■ **WRITTEN PROBLEM**
Rewrite as a numbered list the lines beginning with the one containing "button[interactable]: 返回: [0, 22, 48, 66]" and continuing through the one containing "staticText: 15:22: [192, 0, 242, 23]", omitting any blank lines.

■ **RECORD SET**
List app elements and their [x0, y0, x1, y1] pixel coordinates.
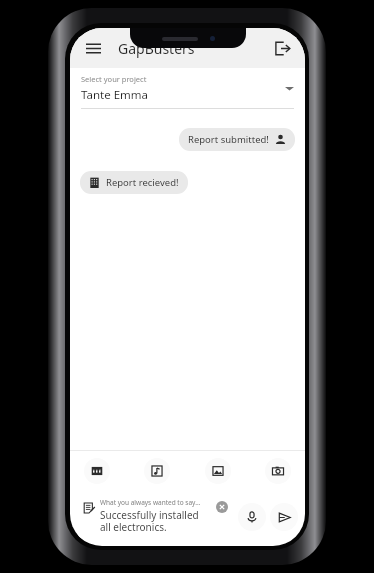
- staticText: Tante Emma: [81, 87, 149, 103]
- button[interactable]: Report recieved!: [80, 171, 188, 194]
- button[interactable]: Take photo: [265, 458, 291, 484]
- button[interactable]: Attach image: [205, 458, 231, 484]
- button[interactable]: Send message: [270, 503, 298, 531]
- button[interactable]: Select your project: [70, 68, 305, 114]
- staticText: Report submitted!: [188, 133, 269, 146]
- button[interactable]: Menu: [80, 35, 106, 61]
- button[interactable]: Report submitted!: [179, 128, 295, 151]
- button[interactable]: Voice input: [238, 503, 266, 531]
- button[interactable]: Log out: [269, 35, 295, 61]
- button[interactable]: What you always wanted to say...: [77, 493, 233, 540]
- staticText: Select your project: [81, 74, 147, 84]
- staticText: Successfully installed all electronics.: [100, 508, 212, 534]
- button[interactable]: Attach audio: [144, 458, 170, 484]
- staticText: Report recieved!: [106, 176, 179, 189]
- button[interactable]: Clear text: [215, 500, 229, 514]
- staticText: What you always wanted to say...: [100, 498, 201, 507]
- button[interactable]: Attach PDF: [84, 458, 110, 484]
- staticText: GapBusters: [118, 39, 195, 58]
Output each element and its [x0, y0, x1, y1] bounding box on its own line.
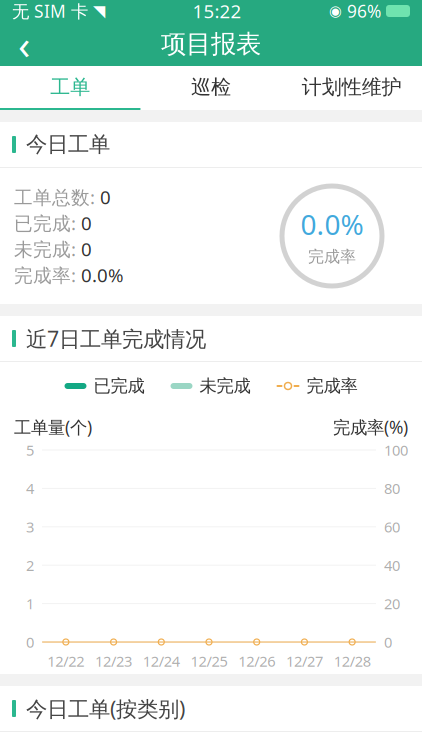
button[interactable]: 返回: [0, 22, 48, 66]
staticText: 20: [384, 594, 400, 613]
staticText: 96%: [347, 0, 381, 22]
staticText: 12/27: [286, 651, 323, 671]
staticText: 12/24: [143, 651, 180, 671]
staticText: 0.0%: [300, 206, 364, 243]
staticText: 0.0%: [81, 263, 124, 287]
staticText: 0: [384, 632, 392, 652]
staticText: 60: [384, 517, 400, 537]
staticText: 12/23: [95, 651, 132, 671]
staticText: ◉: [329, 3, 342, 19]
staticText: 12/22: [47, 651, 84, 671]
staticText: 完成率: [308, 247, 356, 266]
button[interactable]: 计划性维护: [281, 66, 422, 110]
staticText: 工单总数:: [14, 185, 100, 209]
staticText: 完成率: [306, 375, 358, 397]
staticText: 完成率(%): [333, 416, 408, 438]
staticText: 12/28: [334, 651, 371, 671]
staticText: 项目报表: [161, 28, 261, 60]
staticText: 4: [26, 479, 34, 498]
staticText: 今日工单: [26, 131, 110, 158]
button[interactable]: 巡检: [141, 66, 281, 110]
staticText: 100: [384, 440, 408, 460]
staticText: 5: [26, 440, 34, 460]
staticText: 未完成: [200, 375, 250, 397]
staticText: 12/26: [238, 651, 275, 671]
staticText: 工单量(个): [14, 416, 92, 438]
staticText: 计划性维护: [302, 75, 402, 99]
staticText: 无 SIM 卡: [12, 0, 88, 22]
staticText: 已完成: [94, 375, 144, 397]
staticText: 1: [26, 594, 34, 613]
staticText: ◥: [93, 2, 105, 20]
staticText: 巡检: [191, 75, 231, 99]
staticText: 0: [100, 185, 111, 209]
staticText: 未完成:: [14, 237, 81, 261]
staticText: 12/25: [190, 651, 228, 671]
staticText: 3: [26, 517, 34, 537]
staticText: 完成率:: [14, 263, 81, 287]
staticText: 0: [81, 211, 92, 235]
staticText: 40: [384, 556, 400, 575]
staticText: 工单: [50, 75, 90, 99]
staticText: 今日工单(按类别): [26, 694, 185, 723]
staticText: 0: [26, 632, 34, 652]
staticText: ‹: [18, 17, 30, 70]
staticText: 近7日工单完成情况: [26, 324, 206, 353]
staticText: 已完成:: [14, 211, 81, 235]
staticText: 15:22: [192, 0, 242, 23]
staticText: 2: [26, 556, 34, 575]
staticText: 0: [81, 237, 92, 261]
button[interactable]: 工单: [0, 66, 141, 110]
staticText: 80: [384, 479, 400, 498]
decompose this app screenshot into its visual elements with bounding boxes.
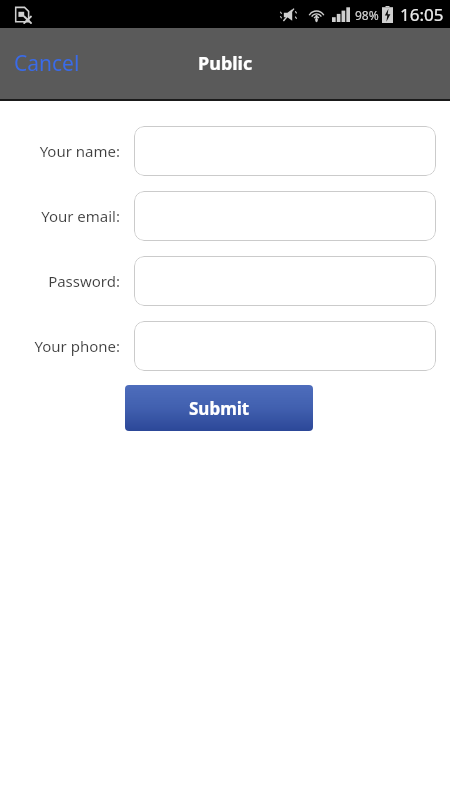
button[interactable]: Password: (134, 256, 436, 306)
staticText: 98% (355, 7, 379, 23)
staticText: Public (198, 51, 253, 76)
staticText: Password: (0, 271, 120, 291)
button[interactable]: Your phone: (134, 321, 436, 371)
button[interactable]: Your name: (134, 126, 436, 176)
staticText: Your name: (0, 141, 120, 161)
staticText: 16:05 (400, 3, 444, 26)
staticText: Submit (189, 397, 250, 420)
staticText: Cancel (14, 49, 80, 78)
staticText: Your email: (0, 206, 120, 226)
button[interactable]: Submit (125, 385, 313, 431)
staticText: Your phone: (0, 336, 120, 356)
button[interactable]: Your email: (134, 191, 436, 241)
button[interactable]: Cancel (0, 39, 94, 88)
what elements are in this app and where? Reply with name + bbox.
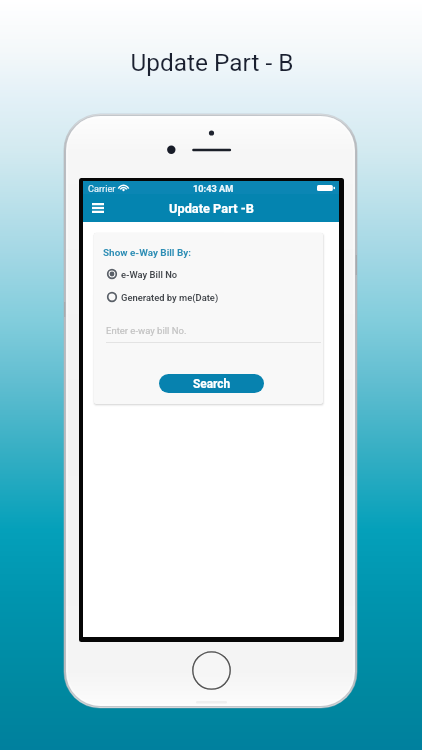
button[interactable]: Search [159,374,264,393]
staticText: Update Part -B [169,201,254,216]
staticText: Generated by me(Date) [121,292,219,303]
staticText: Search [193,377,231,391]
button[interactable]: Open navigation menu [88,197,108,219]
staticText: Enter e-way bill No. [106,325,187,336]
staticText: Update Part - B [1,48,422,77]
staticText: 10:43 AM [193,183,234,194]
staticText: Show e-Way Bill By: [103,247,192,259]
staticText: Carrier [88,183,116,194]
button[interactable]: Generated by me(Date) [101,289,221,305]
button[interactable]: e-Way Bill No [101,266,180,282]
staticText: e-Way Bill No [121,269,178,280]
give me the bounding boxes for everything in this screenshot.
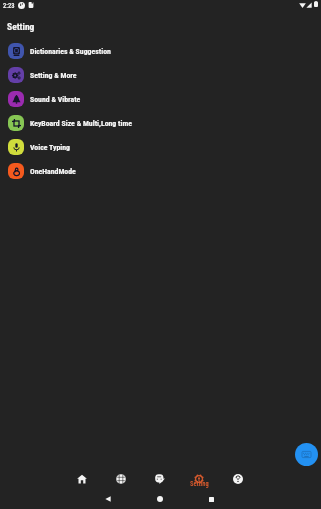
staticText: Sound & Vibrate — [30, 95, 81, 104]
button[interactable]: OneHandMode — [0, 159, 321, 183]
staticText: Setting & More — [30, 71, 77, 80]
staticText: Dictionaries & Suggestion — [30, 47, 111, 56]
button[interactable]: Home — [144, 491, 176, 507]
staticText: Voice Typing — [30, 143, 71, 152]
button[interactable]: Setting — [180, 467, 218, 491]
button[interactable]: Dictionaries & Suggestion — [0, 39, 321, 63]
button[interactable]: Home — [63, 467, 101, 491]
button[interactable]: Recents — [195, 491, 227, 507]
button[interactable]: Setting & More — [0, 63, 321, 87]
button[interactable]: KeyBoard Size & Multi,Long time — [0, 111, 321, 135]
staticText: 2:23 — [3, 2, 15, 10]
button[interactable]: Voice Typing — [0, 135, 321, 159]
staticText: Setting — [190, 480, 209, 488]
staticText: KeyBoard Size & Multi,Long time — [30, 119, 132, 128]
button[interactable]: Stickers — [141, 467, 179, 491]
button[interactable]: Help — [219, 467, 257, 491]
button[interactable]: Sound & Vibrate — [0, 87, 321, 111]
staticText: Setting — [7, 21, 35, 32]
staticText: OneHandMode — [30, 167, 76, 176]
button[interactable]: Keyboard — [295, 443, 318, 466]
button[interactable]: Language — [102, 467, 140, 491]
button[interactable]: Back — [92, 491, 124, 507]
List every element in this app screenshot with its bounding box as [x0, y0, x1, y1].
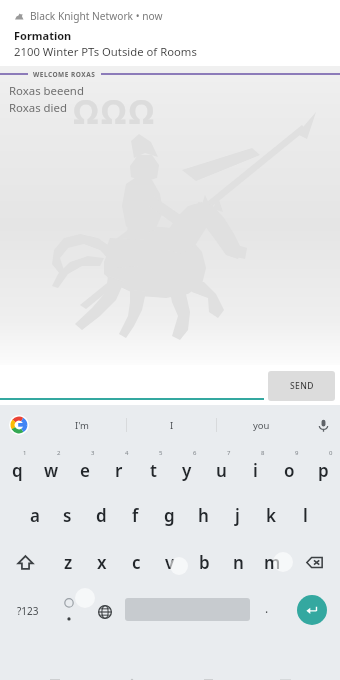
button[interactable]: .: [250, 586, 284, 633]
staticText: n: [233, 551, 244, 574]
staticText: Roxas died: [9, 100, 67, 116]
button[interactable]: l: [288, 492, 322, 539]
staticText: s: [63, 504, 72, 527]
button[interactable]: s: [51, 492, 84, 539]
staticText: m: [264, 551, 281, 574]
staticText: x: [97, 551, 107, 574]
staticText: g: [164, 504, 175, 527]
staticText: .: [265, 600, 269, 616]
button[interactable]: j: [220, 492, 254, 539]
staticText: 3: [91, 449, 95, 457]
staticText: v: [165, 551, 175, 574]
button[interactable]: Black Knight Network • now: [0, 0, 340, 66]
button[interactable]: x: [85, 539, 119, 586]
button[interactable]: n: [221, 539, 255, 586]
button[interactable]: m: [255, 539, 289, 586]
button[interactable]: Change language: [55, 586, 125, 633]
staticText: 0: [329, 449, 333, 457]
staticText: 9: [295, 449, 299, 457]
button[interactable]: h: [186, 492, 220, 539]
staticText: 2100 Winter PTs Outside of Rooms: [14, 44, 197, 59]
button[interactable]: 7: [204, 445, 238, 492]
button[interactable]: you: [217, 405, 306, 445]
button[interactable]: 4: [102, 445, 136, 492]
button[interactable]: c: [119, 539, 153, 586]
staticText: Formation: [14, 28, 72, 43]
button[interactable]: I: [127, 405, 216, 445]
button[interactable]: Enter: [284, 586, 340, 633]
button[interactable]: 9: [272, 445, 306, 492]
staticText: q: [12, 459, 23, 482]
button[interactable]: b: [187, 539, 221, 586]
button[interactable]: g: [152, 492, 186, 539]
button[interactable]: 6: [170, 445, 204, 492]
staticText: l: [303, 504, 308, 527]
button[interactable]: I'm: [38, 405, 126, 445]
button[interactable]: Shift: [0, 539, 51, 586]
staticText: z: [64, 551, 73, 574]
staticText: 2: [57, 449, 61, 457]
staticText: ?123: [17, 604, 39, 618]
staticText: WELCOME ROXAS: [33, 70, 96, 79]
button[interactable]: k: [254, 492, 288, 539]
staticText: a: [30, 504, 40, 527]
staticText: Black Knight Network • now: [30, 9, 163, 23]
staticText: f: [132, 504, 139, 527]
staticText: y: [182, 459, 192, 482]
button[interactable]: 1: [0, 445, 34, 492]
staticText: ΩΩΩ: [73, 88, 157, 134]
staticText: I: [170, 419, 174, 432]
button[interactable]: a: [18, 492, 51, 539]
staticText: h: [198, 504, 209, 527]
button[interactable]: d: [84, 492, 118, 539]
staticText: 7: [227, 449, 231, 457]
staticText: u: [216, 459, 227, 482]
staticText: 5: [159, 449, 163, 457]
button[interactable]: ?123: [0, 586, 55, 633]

■ **ANSWER**
1. button[interactable]: 返回: [0, 22, 48, 66]
2. staticText: 20: [384, 594, 400, 613]
3. staticText: 96%: [347, 0, 381, 22]
4. staticText: 12/27: [286, 651, 323, 671]
5. staticText: 12/24: [143, 651, 180, 671]
6. staticText: 0.0%: [300, 206, 364, 243]
7. staticText: 0.0%: [81, 263, 124, 287]
8. staticText: 0: [384, 632, 392, 652]
9. staticText: 60: [384, 517, 400, 537]
10. staticText: 12/23: [95, 651, 132, 671]
11. staticText: ◉: [329, 3, 342, 19]
12. staticText: 12/22: [47, 651, 84, 671]
13. staticText: 完成率: [308, 247, 356, 266]
14. button[interactable]: 计划性维护: [281, 66, 422, 110]
15. staticText: 工单总数:: [14, 185, 100, 209]
16. staticText: 完成率: [306, 375, 358, 397]
17. staticText: 完成率(%): [333, 416, 408, 438]
18. staticText: 12/28: [334, 651, 371, 671]
19. staticText: 项目报表: [161, 28, 261, 60]
20. staticText: 4: [26, 479, 34, 498]
21. staticText: 今日工单: [26, 131, 110, 158]
22. button[interactable]: 巡检: [141, 66, 281, 110]
23. staticText: 100: [384, 440, 408, 460]
24. staticText: 5: [26, 440, 34, 460]
25. staticText: 未完成: [200, 375, 250, 397]
26. staticText: 12/26: [238, 651, 275, 671]
27. staticText: 工单量(个): [14, 416, 92, 438]
28. staticText: 计划性维护: [302, 75, 402, 99]
29. staticText: 无 SIM 卡: [12, 0, 88, 22]
30. staticText: 已完成: [94, 375, 144, 397]
31. staticText: 1: [26, 594, 34, 613]
32. staticText: ◥: [93, 2, 105, 20]
33. staticText: 巡检: [191, 75, 231, 99]
34. staticText: 0: [100, 185, 111, 209]
35. staticText: 未完成:: [14, 237, 81, 261]
36. staticText: 12/25: [190, 651, 228, 671]
37. staticText: 3: [26, 517, 34, 537]
38. staticText: 完成率:: [14, 263, 81, 287]
39. staticText: 0: [81, 211, 92, 235]
40. staticText: 40: [384, 556, 400, 575]
41. staticText: 工单: [50, 75, 90, 99]
42. staticText: 今日工单(按类别): [26, 694, 185, 723]
43. staticText: 0: [26, 632, 34, 652]
44. staticText: ‹: [18, 17, 30, 70]
45. staticText: 近7日工单完成情况: [26, 324, 206, 353]
46. staticText: 已完成:: [14, 211, 81, 235]
47. staticText: 15:22: [192, 0, 242, 23]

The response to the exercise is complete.